____ AVAILABLE DATA
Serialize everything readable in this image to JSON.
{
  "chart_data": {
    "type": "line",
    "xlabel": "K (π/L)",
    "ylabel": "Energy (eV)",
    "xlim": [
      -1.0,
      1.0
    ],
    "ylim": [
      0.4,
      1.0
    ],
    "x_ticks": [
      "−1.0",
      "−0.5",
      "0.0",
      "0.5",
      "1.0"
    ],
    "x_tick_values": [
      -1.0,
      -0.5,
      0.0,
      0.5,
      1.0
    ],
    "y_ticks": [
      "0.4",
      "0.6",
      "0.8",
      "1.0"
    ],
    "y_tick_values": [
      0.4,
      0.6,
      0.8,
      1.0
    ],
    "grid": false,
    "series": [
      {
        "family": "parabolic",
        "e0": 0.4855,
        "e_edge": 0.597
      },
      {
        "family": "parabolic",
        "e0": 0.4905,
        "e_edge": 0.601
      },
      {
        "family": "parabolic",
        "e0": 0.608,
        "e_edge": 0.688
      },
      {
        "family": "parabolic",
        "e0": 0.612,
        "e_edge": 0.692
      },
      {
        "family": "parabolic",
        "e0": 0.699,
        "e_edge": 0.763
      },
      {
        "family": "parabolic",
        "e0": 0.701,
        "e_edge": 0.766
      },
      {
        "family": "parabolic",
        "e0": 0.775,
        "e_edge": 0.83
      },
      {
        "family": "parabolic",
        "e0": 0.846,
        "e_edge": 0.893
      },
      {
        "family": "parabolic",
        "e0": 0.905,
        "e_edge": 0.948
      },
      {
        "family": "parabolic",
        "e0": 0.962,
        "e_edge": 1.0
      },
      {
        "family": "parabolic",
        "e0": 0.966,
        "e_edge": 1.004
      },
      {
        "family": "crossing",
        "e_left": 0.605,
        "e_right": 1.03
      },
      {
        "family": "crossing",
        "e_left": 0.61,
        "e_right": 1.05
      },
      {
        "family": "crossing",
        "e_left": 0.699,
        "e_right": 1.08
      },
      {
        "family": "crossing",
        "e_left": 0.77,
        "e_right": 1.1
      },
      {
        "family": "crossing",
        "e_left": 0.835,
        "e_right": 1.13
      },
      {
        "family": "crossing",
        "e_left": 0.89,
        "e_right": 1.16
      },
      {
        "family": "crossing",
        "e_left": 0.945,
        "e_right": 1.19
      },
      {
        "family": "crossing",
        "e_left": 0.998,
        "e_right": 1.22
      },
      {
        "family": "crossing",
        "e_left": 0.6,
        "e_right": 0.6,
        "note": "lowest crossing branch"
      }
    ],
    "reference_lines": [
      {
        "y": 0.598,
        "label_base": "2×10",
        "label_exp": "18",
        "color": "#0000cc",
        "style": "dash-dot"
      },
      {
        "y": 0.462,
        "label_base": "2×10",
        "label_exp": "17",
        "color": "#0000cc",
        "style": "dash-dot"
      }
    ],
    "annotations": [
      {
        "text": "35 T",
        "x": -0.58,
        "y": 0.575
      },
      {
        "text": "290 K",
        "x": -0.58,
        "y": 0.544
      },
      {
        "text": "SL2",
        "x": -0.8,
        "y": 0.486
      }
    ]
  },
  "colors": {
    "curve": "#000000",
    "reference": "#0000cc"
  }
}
________
*WORK TO DO*
Every entry must be retyped in full, exactly as given.

*FULL ANSWER*
Serialize everything readable in this image to JSON.
{
  "chart_data": {
    "type": "line",
    "xlabel": "K (π/L)",
    "ylabel": "Energy (eV)",
    "xlim": [
      -1.0,
      1.0
    ],
    "ylim": [
      0.4,
      1.0
    ],
    "x_ticks": [
      "−1.0",
      "−0.5",
      "0.0",
      "0.5",
      "1.0"
    ],
    "x_tick_values": [
      -1.0,
      -0.5,
      0.0,
      0.5,
      1.0
    ],
    "y_ticks": [
      "0.4",
      "0.6",
      "0.8",
      "1.0"
    ],
    "y_tick_values": [
      0.4,
      0.6,
      0.8,
      1.0
    ],
    "grid": false,
    "series": [
      {
        "family": "parabolic",
        "e0": 0.4855,
        "e_edge": 0.597
      },
      {
        "family": "parabolic",
        "e0": 0.4905,
        "e_edge": 0.601
      },
      {
        "family": "parabolic",
        "e0": 0.608,
        "e_edge": 0.688
      },
      {
        "family": "parabolic",
        "e0": 0.612,
        "e_edge": 0.692
      },
      {
        "family": "parabolic",
        "e0": 0.699,
        "e_edge": 0.763
      },
      {
        "family": "parabolic",
        "e0": 0.701,
        "e_edge": 0.766
      },
      {
        "family": "parabolic",
        "e0": 0.775,
        "e_edge": 0.83
      },
      {
        "family": "parabolic",
        "e0": 0.846,
        "e_edge": 0.893
      },
      {
        "family": "parabolic",
        "e0": 0.905,
        "e_edge": 0.948
      },
      {
        "family": "parabolic",
        "e0": 0.962,
        "e_edge": 1.0
      },
      {
        "family": "parabolic",
        "e0": 0.966,
        "e_edge": 1.004
      },
      {
        "family": "crossing",
        "e_left": 0.605,
        "e_right": 1.03
      },
      {
        "family": "crossing",
        "e_left": 0.61,
        "e_right": 1.05
      },
      {
        "family": "crossing",
        "e_left": 0.699,
        "e_right": 1.08
      },
      {
        "family": "crossing",
        "e_left": 0.77,
        "e_right": 1.1
      },
      {
        "family": "crossing",
        "e_left": 0.835,
        "e_right": 1.13
      },
      {
        "family": "crossing",
        "e_left": 0.89,
        "e_right": 1.16
      },
      {
        "family": "crossing",
        "e_left": 0.945,
        "e_right": 1.19
      },
      {
        "family": "crossing",
        "e_left": 0.998,
        "e_right": 1.22
      },
      {
        "family": "crossing",
        "e_left": 0.6,
        "e_right": 0.6,
        "note": "lowest crossing branch"
      }
    ],
    "reference_lines": [
      {
        "y": 0.598,
        "label_base": "2×10",
        "label_exp": "18",
        "color": "#0000cc",
        "style": "dash-dot"
      },
      {
        "y": 0.462,
        "label_base": "2×10",
        "label_exp": "17",
        "color": "#0000cc",
        "style": "dash-dot"
      }
    ],
    "annotations": [
      {
        "text": "35 T",
        "x": -0.58,
        "y": 0.575
      },
      {
        "text": "290 K",
        "x": -0.58,
        "y": 0.544
      },
      {
        "text": "SL2",
        "x": -0.8,
        "y": 0.486
      }
    ]
  },
  "colors": {
    "curve": "#000000",
    "reference": "#0000cc"
  }
}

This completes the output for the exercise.